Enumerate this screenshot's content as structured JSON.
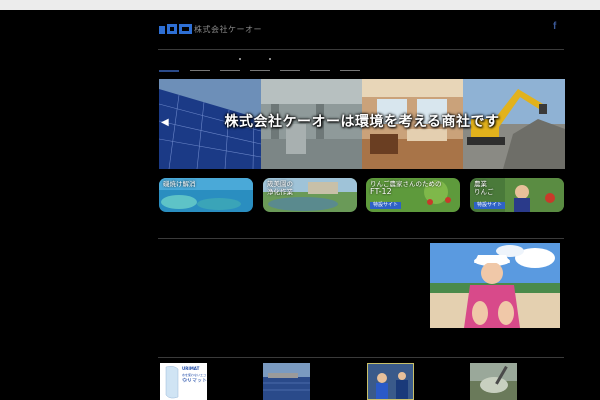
{
  "header": {
    "logo_text": "株式会社ケーオー",
    "social_label": "f"
  },
  "nav": {
    "items": [
      "",
      "",
      "",
      "",
      "",
      "",
      ""
    ],
    "active_index": 0
  },
  "hero": {
    "title": "株式会社ケーオーは環境を考える商社です"
  },
  "banners": [
    {
      "label": "磯焼け解消",
      "badge": ""
    },
    {
      "label_line1": "筬美園の",
      "label_line2": "浄化作業",
      "badge": ""
    },
    {
      "label_line1": "りんご農家さんのための",
      "label_line2": "FT-12",
      "badge": "特設サイト"
    },
    {
      "label_line1": "農業",
      "label_line2": "りんご",
      "badge": "特設サイト"
    }
  ],
  "products": {
    "urimat_label": "URIMAT",
    "urimat_sub": "水を使わないエコトイレ",
    "urimat_name": "ウリマット"
  },
  "colors": {
    "background": "#000000",
    "divider": "#3a3a3a",
    "accent": "#2a4a8a",
    "badge": "#2e62c6",
    "facebook": "#3b5998"
  }
}
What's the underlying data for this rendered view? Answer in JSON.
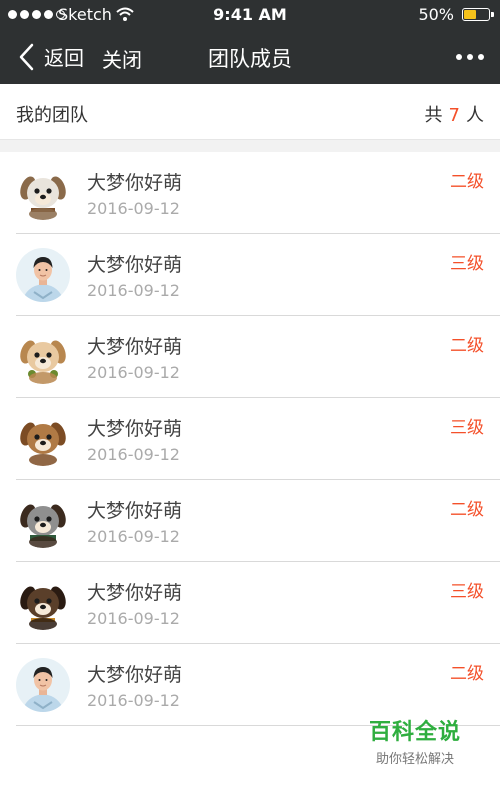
{
  "status_bar": {
    "carrier": "Sketch",
    "time": "9:41 AM",
    "battery": "50%",
    "battery_level": 0.5,
    "signal_bars": 4,
    "signal_total": 5
  },
  "nav": {
    "back_label": "返回",
    "close_label": "关闭",
    "title": "团队成员",
    "more_icon": "more-dots-icon"
  },
  "team": {
    "title": "我的团队",
    "count_prefix": "共",
    "count": "7",
    "count_suffix": "人"
  },
  "members": [
    {
      "name": "大梦你好萌",
      "date": "2016-09-12",
      "level": "二级",
      "avatar": "dog-white-avatar"
    },
    {
      "name": "大梦你好萌",
      "date": "2016-09-12",
      "level": "三级",
      "avatar": "man-avatar"
    },
    {
      "name": "大梦你好萌",
      "date": "2016-09-12",
      "level": "二级",
      "avatar": "dog-cream-avatar"
    },
    {
      "name": "大梦你好萌",
      "date": "2016-09-12",
      "level": "三级",
      "avatar": "dog-brown-avatar"
    },
    {
      "name": "大梦你好萌",
      "date": "2016-09-12",
      "level": "二级",
      "avatar": "dog-green-avatar"
    },
    {
      "name": "大梦你好萌",
      "date": "2016-09-12",
      "level": "三级",
      "avatar": "dog-dark-avatar"
    },
    {
      "name": "大梦你好萌",
      "date": "2016-09-12",
      "level": "二级",
      "avatar": "man-avatar"
    }
  ],
  "watermark": {
    "title": "百科全说",
    "subtitle": "助你轻松解决"
  },
  "colors": {
    "nav_bg": "#2e3132",
    "accent": "#f4502a",
    "battery": "#f5c21b",
    "watermark": "#2fae3f"
  }
}
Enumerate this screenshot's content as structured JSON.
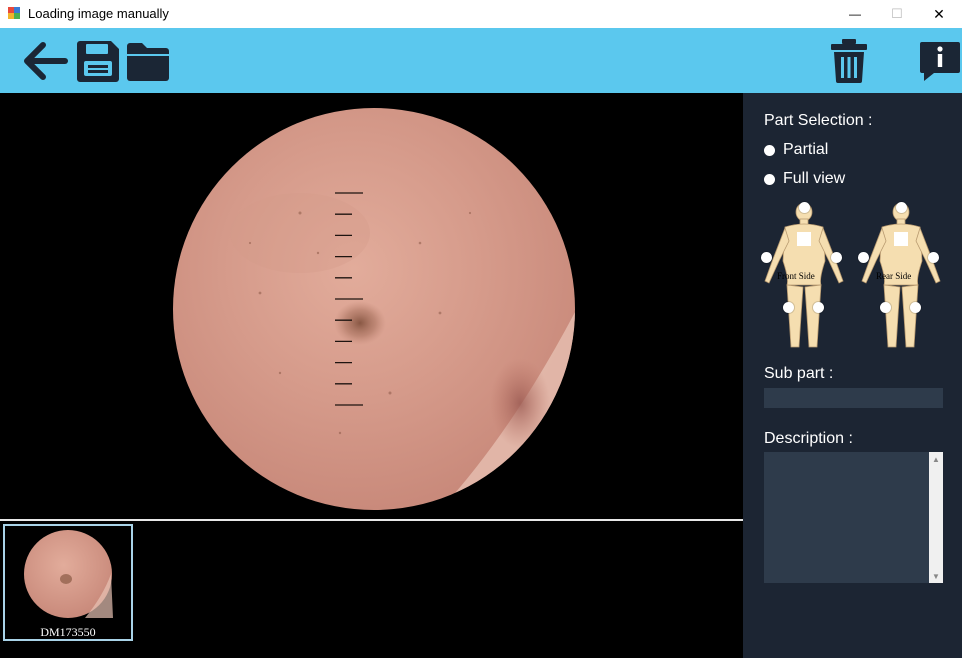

┄┄┄┄┄┄┄┄┄┄

▶ [To do]
Pictures in the records above are not copied; print everything else exactly.

▶ [Exercise answer]
Enumerate this screenshot's content as structured JSON.
{
  "header": {
    "logo_text": "株式会社ケーオー",
    "social_label": "f"
  },
  "nav": {
    "items": [
      "",
      "",
      "",
      "",
      "",
      "",
      ""
    ],
    "active_index": 0
  },
  "hero": {
    "title": "株式会社ケーオーは環境を考える商社です"
  },
  "banners": [
    {
      "label": "磯焼け解消",
      "badge": ""
    },
    {
      "label_line1": "筬美園の",
      "label_line2": "浄化作業",
      "badge": ""
    },
    {
      "label_line1": "りんご農家さんのための",
      "label_line2": "FT-12",
      "badge": "特設サイト"
    },
    {
      "label_line1": "農業",
      "label_line2": "りんご",
      "badge": "特設サイト"
    }
  ],
  "products": {
    "urimat_label": "URIMAT",
    "urimat_sub": "水を使わないエコトイレ",
    "urimat_name": "ウリマット"
  },
  "colors": {
    "background": "#000000",
    "divider": "#3a3a3a",
    "accent": "#2a4a8a",
    "badge": "#2e62c6",
    "facebook": "#3b5998"
  }
}
What's the underlying data for this rendered view? Answer in JSON.
{
  "status_bar": {
    "carrier": "Sketch",
    "time": "9:41 AM",
    "battery": "50%",
    "battery_level": 0.5,
    "signal_bars": 4,
    "signal_total": 5
  },
  "nav": {
    "back_label": "返回",
    "close_label": "关闭",
    "title": "团队成员",
    "more_icon": "more-dots-icon"
  },
  "team": {
    "title": "我的团队",
    "count_prefix": "共",
    "count": "7",
    "count_suffix": "人"
  },
  "members": [
    {
      "name": "大梦你好萌",
      "date": "2016-09-12",
      "level": "二级",
      "avatar": "dog-white-avatar"
    },
    {
      "name": "大梦你好萌",
      "date": "2016-09-12",
      "level": "三级",
      "avatar": "man-avatar"
    },
    {
      "name": "大梦你好萌",
      "date": "2016-09-12",
      "level": "二级",
      "avatar": "dog-cream-avatar"
    },
    {
      "name": "大梦你好萌",
      "date": "2016-09-12",
      "level": "三级",
      "avatar": "dog-brown-avatar"
    },
    {
      "name": "大梦你好萌",
      "date": "2016-09-12",
      "level": "二级",
      "avatar": "dog-green-avatar"
    },
    {
      "name": "大梦你好萌",
      "date": "2016-09-12",
      "level": "三级",
      "avatar": "dog-dark-avatar"
    },
    {
      "name": "大梦你好萌",
      "date": "2016-09-12",
      "level": "二级",
      "avatar": "man-avatar"
    }
  ],
  "watermark": {
    "title": "百科全说",
    "subtitle": "助你轻松解决"
  },
  "colors": {
    "nav_bg": "#2e3132",
    "accent": "#f4502a",
    "battery": "#f5c21b",
    "watermark": "#2fae3f"
  }
}
Enumerate this screenshot's content as structured JSON.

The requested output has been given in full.